Set exercise A
In the rows, take the lines from the one containing "svg-text:2020: 2020 <box>883" through the one containing "svg-text:50%: 50% <box>37 439 66 454</box>", and rewrite them with every "svg-text" changed to "chart-text". Leave everything else unchanged.

Source extract
Jessica: Okay. So specifically the What Time Is It is very expensive?
Lukas: That's right.
Charity: What Time Of Day is known to be very expensive.
Lukas: It's just like asking the operating system what time it is is expensive, and so there's various tricks to how you can make it less expensive but it's-
Charity: Yeah. Because for complicated reasons, but it's one of the slowest things a kernel can do because it has to be precise.
Jessica: Interesting. I want to get some definitions in here because we've been throwing around a bunch of database terms. Let's tell everybody what a query plan is.
Lukas: Sure. So when you tell the database "Select star from table", ultimately the job the database is doing for you is figuring out how to get that data. In most databases you call that part that's figuring it out the Planner, so the Planner or in PostgreSQL it's known as the Optimizer.
It essentially looks at that statement, the parse tree, and says, "You're looking at this table and you want these columns and you're filtering by this information. So the best way for me, as the database, to give you this data is to do an index scan." For example. The database then decides "Do an index scan on this particular index." Or if there's two tables involved, make a join between those two tables.
Jessica: You could see how this becomes really relevant when you've got really complex queries, right? When you're selecting from, say, a bunch of different call ins or doing joins or whatever, because you've got indexes all over the place, you've got all these different data types and using the parse tree.
There are ways that if you do certain things in certain orders it could be a lot cheaper, and I don't know if this is typical but I remember with MongoDB, the way it would actually... it would cache the query plans and the way it would do it is one out of every 10,000 times a query gets run, it would run all of the possible plans for that query and it would pick the shortest one, cache that and always use that plan until it refreshes.
The reason you have to refresh the cache is because sometimes the shape of the data will change and what was fast will no longer be the fastest way any more, when you've got compound indexes. Say you've got a data type that used to be a couple of integers and all of a sudden then it's a bunch of strings or something. Well, then your query plan needs to change in order to be efficient.
Lukas: The part where that behavior is generally good, you want the database to adapt to what you're doing with your data, but the part where I found that to be really problematic is when plans in PostgreSQL at lest, they're very particular to the values passed in. So if you search for something really frequent, it will often use a different index or different joining strategy than if you search for something really infrequent.

Set exercise B
Translate this sentence from the database conversation into Spanish: "Well, then your query plan needs to change in order to be efficient."

Source records
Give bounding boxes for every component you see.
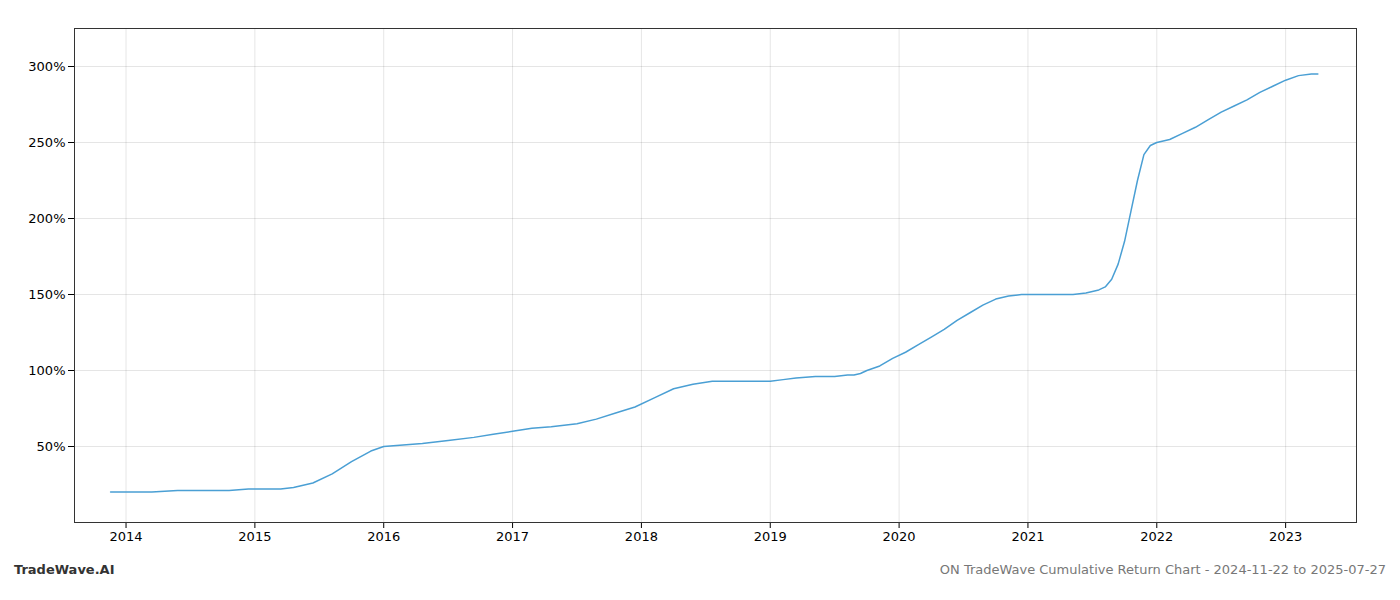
svg-text:2020: 2020 <box>883 529 916 544</box>
svg-text:150%: 150% <box>28 287 65 302</box>
svg-text:2014: 2014 <box>109 529 142 544</box>
svg-text:2023: 2023 <box>1269 529 1302 544</box>
svg-text:2021: 2021 <box>1011 529 1044 544</box>
svg-text:2015: 2015 <box>238 529 271 544</box>
html-text:ON TradeWave Cumulative Return: ON TradeWave Cumulative Return Chart - 2… <box>939 562 1386 577</box>
html-text:TradeWave.AI: TradeWave.AI <box>14 562 115 577</box>
svg-text:2018: 2018 <box>625 529 658 544</box>
svg-text:250%: 250% <box>28 135 65 150</box>
svg-text:2016: 2016 <box>367 529 400 544</box>
svg-text:2022: 2022 <box>1140 529 1173 544</box>
svg-text:100%: 100% <box>28 363 65 378</box>
svg-text:2017: 2017 <box>496 529 529 544</box>
svg-text:200%: 200% <box>28 211 65 226</box>
svg-text:50%: 50% <box>37 439 66 454</box>
svg-text:300%: 300% <box>28 59 65 74</box>
svg-text:2019: 2019 <box>754 529 787 544</box>
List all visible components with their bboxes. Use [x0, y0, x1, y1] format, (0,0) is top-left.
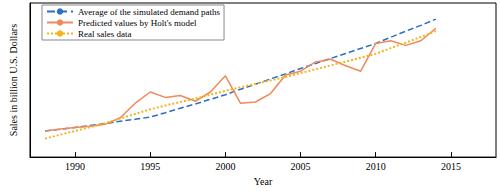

Output A
chart-text:2020: 2020 <box>883 529 916 544</box>
chart-text:150%: 150% <box>28 287 65 302</box>
chart-text:2014: 2014 <box>109 529 142 544</box>
chart-text:2023: 2023 <box>1269 529 1302 544</box>
chart-text:2021: 2021 <box>1011 529 1044 544</box>
chart-text:2015: 2015 <box>238 529 271 544</box>
html-text:ON TradeWave Cumulative Return: ON TradeWave Cumulative Return Chart - 2… <box>939 562 1386 577</box>
html-text:TradeWave.AI: TradeWave.AI <box>14 562 115 577</box>
chart-text:2018: 2018 <box>625 529 658 544</box>
chart-text:250%: 250% <box>28 135 65 150</box>
chart-text:2016: 2016 <box>367 529 400 544</box>
chart-text:2022: 2022 <box>1140 529 1173 544</box>
chart-text:100%: 100% <box>28 363 65 378</box>
chart-text:2017: 2017 <box>496 529 529 544</box>
chart-text:200%: 200% <box>28 211 65 226</box>
chart-text:50%: 50% <box>37 439 66 454</box>

Output B
Bueno, entonces tu plan de consulta necesita cambiar para ser eficiente.